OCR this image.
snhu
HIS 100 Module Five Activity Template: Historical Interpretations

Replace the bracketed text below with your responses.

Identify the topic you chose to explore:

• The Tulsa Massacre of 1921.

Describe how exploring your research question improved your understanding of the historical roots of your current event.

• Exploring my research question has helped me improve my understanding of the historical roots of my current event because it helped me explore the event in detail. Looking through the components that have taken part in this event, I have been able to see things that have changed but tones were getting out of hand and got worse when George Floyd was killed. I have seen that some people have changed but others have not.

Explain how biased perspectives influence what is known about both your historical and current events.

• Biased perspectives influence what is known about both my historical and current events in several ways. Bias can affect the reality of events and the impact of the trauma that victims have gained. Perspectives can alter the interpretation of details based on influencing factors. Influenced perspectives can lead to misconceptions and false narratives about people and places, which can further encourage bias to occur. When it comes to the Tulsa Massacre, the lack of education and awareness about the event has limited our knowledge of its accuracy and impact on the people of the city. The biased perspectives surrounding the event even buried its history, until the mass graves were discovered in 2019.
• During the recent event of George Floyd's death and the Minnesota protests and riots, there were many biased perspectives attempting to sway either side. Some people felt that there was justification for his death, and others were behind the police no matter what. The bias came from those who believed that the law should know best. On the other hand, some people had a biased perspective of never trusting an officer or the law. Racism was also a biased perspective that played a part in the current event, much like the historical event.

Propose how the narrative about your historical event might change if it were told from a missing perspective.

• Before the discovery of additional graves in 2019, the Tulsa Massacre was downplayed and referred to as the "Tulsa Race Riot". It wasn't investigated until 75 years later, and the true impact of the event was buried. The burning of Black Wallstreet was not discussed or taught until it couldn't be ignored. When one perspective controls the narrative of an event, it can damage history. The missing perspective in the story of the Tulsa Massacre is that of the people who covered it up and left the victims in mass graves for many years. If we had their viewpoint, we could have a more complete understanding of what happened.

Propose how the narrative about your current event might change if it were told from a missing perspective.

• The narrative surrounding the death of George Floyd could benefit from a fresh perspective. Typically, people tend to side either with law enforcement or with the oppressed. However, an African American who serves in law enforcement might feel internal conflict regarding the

WHAT THE TASK REQUIRES:
How many lines in the data contain the string "known"? Respond with the number only.

REPLY TO THE EXERCISE:
2